### Direction
From the entries below, copy out every line with "initial" in it.

-- Begin Exercise materials --

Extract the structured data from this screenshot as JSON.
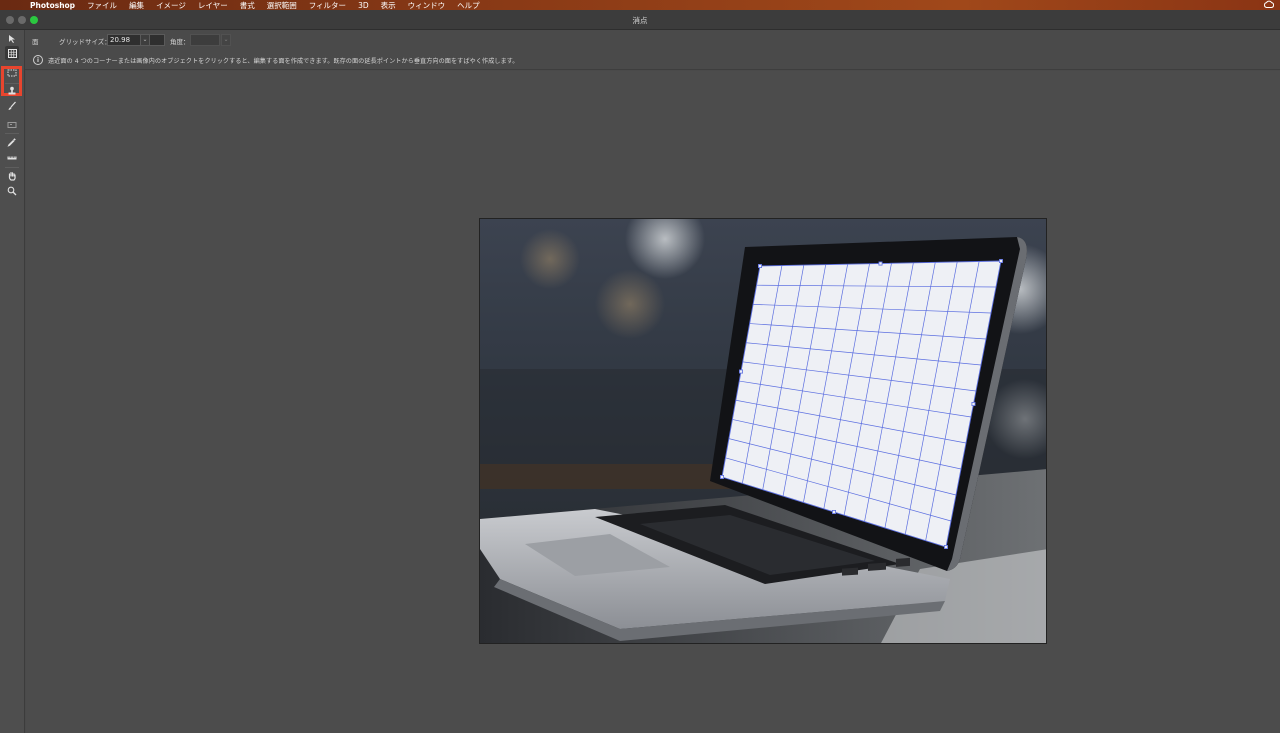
{
  "menubar": {
    "apple_glyph": "",
    "app_name": "Photoshop",
    "items": [
      "ファイル",
      "編集",
      "イメージ",
      "レイヤー",
      "書式",
      "選択範囲",
      "フィルター",
      "3D",
      "表示",
      "ウィンドウ",
      "ヘルプ"
    ]
  },
  "window": {
    "title": "消点"
  },
  "tools": [
    {
      "name": "edit-plane-tool",
      "glyph": "⇱"
    },
    {
      "name": "create-plane-tool",
      "glyph": "▦"
    },
    {
      "name": "marquee-tool",
      "glyph": "⬚"
    },
    {
      "name": "stamp-tool",
      "glyph": "⛉"
    },
    {
      "name": "brush-tool",
      "glyph": "✎"
    },
    {
      "name": "transform-tool",
      "glyph": "⊡"
    },
    {
      "name": "eyedropper-tool",
      "glyph": "✐"
    },
    {
      "name": "measure-tool",
      "glyph": "▬"
    },
    {
      "name": "hand-tool",
      "glyph": "✋"
    },
    {
      "name": "zoom-tool",
      "glyph": "⚲"
    }
  ],
  "options": {
    "mode_label": "面",
    "grid_size_label": "グリッドサイズ：",
    "grid_size_value": "20.98",
    "angle_label": "角度：",
    "angle_value": ""
  },
  "info": {
    "message": "遠近面の 4 つのコーナーまたは画像内のオブジェクトをクリックすると、編集する面を作成できます。既存の面の延長ポイントから垂直方向の面をすばやく作成します。"
  },
  "colors": {
    "highlight": "#e8452e",
    "grid_line": "#5b6ee0",
    "screen": "#eef0f5"
  }
}
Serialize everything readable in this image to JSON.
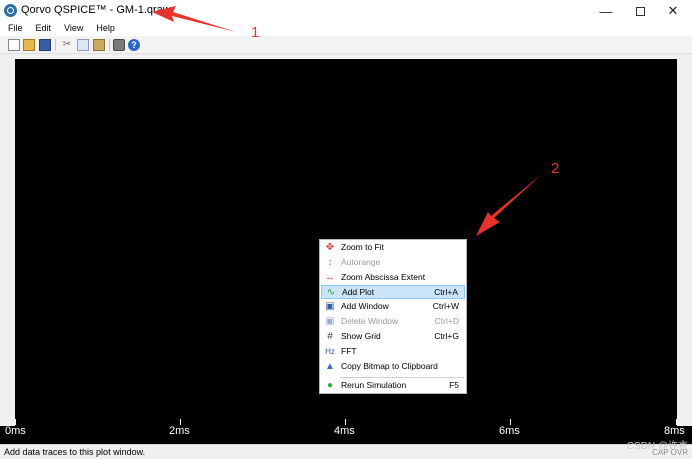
{
  "window": {
    "title": "Qorvo QSPICE™ - GM-1.qraw",
    "min_glyph": "—",
    "close_glyph": "✕"
  },
  "menubar": [
    "File",
    "Edit",
    "View",
    "Help"
  ],
  "toolbar": {
    "icons": [
      "new-file-icon",
      "open-folder-icon",
      "save-icon",
      "cut-icon",
      "copy-icon",
      "paste-icon",
      "print-icon",
      "help-icon"
    ],
    "help_glyph": "?",
    "cut_glyph": "✂"
  },
  "plot": {
    "background": "#000000",
    "x_ticks": [
      "0ms",
      "2ms",
      "4ms",
      "6ms",
      "8ms"
    ]
  },
  "context_menu": {
    "items": [
      {
        "label": "Zoom to Fit",
        "shortcut": "",
        "icon": "✥",
        "icon_color": "#d84040",
        "disabled": false
      },
      {
        "label": "Autorange",
        "shortcut": "",
        "icon": "↕",
        "icon_color": "#e08a8a",
        "disabled": true
      },
      {
        "label": "Zoom Abscissa Extent",
        "shortcut": "",
        "icon": "↔",
        "icon_color": "#d84040",
        "disabled": false
      },
      {
        "label": "Add Plot",
        "shortcut": "Ctrl+A",
        "icon": "∿",
        "icon_color": "#2e9e3a",
        "disabled": false
      },
      {
        "label": "Add Window",
        "shortcut": "Ctrl+W",
        "icon": "▣",
        "icon_color": "#3a5da8",
        "disabled": false
      },
      {
        "label": "Delete Window",
        "shortcut": "Ctrl+D",
        "icon": "▣",
        "icon_color": "#9aaccc",
        "disabled": true
      },
      {
        "label": "Show Grid",
        "shortcut": "Ctrl+G",
        "icon": "#",
        "icon_color": "#444444",
        "disabled": false
      },
      {
        "label": "FFT",
        "shortcut": "",
        "icon": "Hz",
        "icon_color": "#3a5da8",
        "disabled": false
      },
      {
        "label": "Copy Bitmap to Clipboard",
        "shortcut": "",
        "icon": "▲",
        "icon_color": "#3a6fb8",
        "disabled": false
      },
      {
        "label": "Rerun Simulation",
        "shortcut": "F5",
        "icon": "●",
        "icon_color": "#2fae3e",
        "disabled": false
      }
    ]
  },
  "statusbar": {
    "text": "Add data traces to this plot window.",
    "indicators": "CAP OVR"
  },
  "watermark": "CSDN @许言",
  "annotations": {
    "color": "#e8322c",
    "labels": [
      "1",
      "2"
    ]
  }
}
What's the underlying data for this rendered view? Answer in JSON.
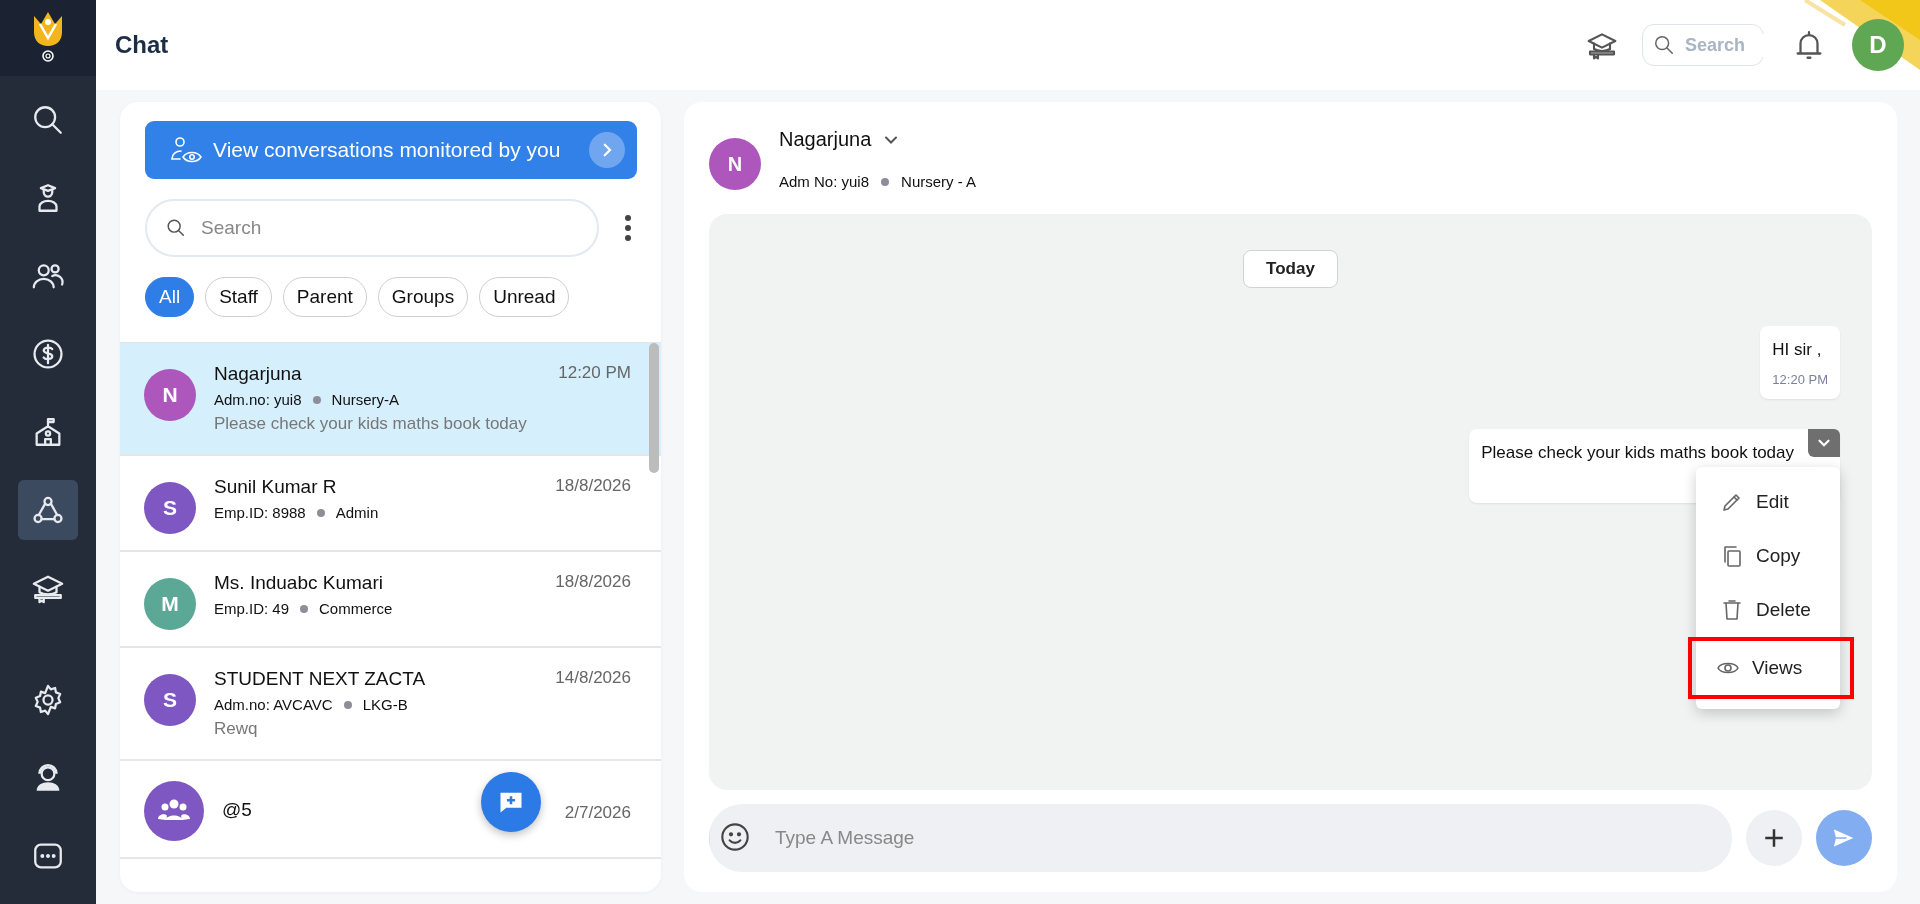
{
  "sidebar": {
    "items": [
      {
        "kind": "search",
        "selected": false
      },
      {
        "kind": "student",
        "selected": false
      },
      {
        "kind": "people",
        "selected": false
      },
      {
        "kind": "fees",
        "selected": false
      },
      {
        "kind": "school",
        "selected": false
      },
      {
        "kind": "chat",
        "selected": true
      },
      {
        "kind": "graduation",
        "selected": false
      },
      {
        "kind": "settings",
        "selected": false
      },
      {
        "kind": "support",
        "selected": false
      },
      {
        "kind": "more",
        "selected": false
      }
    ]
  },
  "header": {
    "title": "Chat",
    "search": {
      "placeholder": "Search"
    },
    "avatar": "D"
  },
  "conversations": {
    "monitor_banner": "View conversations monitored by you",
    "search": {
      "placeholder": "Search"
    },
    "filters": [
      {
        "label": "All",
        "selected": true
      },
      {
        "label": "Staff",
        "selected": false
      },
      {
        "label": "Parent",
        "selected": false
      },
      {
        "label": "Groups",
        "selected": false
      },
      {
        "label": "Unread",
        "selected": false
      }
    ],
    "items": [
      {
        "kind": "person",
        "initial": "N",
        "color": "#ad57bd",
        "name": "Nagarjuna",
        "id": "Adm.no: yui8",
        "group": "Nursery-A",
        "preview": "Please check your kids maths book today",
        "time": "12:20 PM",
        "selected": true
      },
      {
        "kind": "person",
        "initial": "S",
        "color": "#7e57c2",
        "name": "Sunil Kumar R",
        "id": "Emp.ID: 8988",
        "group": "Admin",
        "time": "18/8/2026",
        "selected": false
      },
      {
        "kind": "person",
        "initial": "M",
        "color": "#5ba896",
        "name": "Ms. Induabc Kumari",
        "id": "Emp.ID: 49",
        "group": "Commerce",
        "time": "18/8/2026",
        "selected": false
      },
      {
        "kind": "person",
        "initial": "S",
        "color": "#7e57c2",
        "name": "STUDENT NEXT ZACTA",
        "id": "Adm.no: AVCAVC",
        "group": "LKG-B",
        "preview": "Rewq",
        "time": "14/8/2026",
        "selected": false
      },
      {
        "kind": "group",
        "color": "#7e57c2",
        "name": "@5",
        "time": "2/7/2026",
        "selected": false
      }
    ]
  },
  "chat": {
    "contact": {
      "initial": "N",
      "color": "#ad57bd",
      "name": "Nagarjuna",
      "id": "Adm No: yui8",
      "group": "Nursery - A"
    },
    "date_label": "Today",
    "messages": [
      {
        "text": "HI sir ,",
        "time": "12:20 PM",
        "menu_open": false
      },
      {
        "text": "Please check your kids maths book today",
        "menu_open": true
      }
    ],
    "menu": [
      {
        "kind": "edit",
        "label": "Edit",
        "highlighted": false
      },
      {
        "kind": "copy",
        "label": "Copy",
        "highlighted": false
      },
      {
        "kind": "delete",
        "label": "Delete",
        "highlighted": false
      },
      {
        "kind": "views",
        "label": "Views",
        "highlighted": true
      }
    ],
    "composer": {
      "placeholder": "Type A Message"
    }
  }
}
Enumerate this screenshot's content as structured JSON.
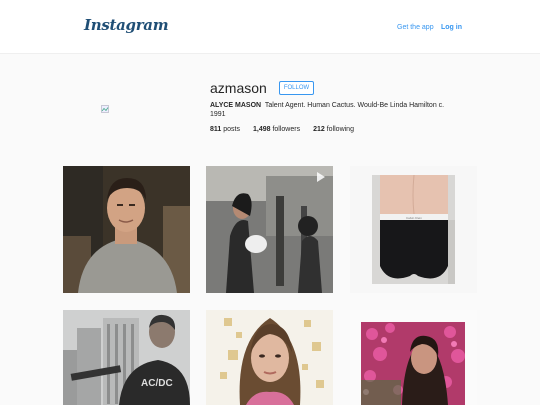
{
  "header": {
    "logo_text": "Instagram",
    "get_app": "Get the app",
    "login": "Log in"
  },
  "profile": {
    "username": "azmason",
    "follow_label": "FOLLOW",
    "full_name": "ALYCE MASON",
    "bio": "Talent Agent. Human Cactus. Would-Be Linda Hamilton c. 1991",
    "posts_count": "811",
    "posts_label": "posts",
    "followers_count": "1,498",
    "followers_label": "followers",
    "following_count": "212",
    "following_label": "following"
  },
  "posts": {
    "watermark_3": "Calvin Klein",
    "shirt_text_4": "AC/DC"
  },
  "colors": {
    "link": "#3897f0",
    "logo": "#1f4e75",
    "background": "#fafafa"
  },
  "icons": {
    "logo": "instagram-wordmark",
    "video": "video-play-icon"
  }
}
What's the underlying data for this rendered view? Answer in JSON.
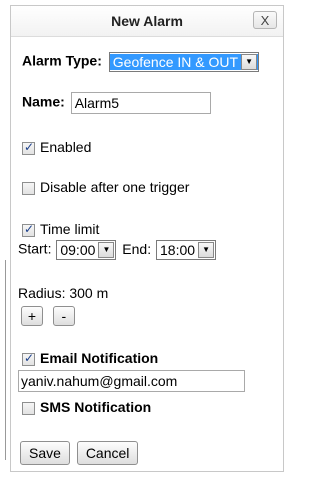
{
  "dialog": {
    "title": "New Alarm",
    "close_label": "X"
  },
  "alarm_type": {
    "label": "Alarm Type:",
    "value": "Geofence IN & OUT"
  },
  "name": {
    "label": "Name:",
    "value": "Alarm5"
  },
  "enabled": {
    "label": "Enabled",
    "checked": true
  },
  "disable_after": {
    "label": "Disable after one trigger",
    "checked": false
  },
  "time_limit": {
    "label": "Time limit",
    "checked": true,
    "start_label": "Start:",
    "start_value": "09:00",
    "end_label": "End:",
    "end_value": "18:00"
  },
  "radius": {
    "label": "Radius: 300 m",
    "plus_label": "+",
    "minus_label": "-"
  },
  "email_notification": {
    "label": "Email Notification",
    "checked": true,
    "email_value": "yaniv.nahum@gmail.com"
  },
  "sms_notification": {
    "label": "SMS Notification",
    "checked": false
  },
  "actions": {
    "save_label": "Save",
    "cancel_label": "Cancel"
  }
}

-- End Exercise materials --

### Answer to this task
        "initial": "N",
        "initial": "S",
        "initial": "M",
        "initial": "S",
      "initial": "N",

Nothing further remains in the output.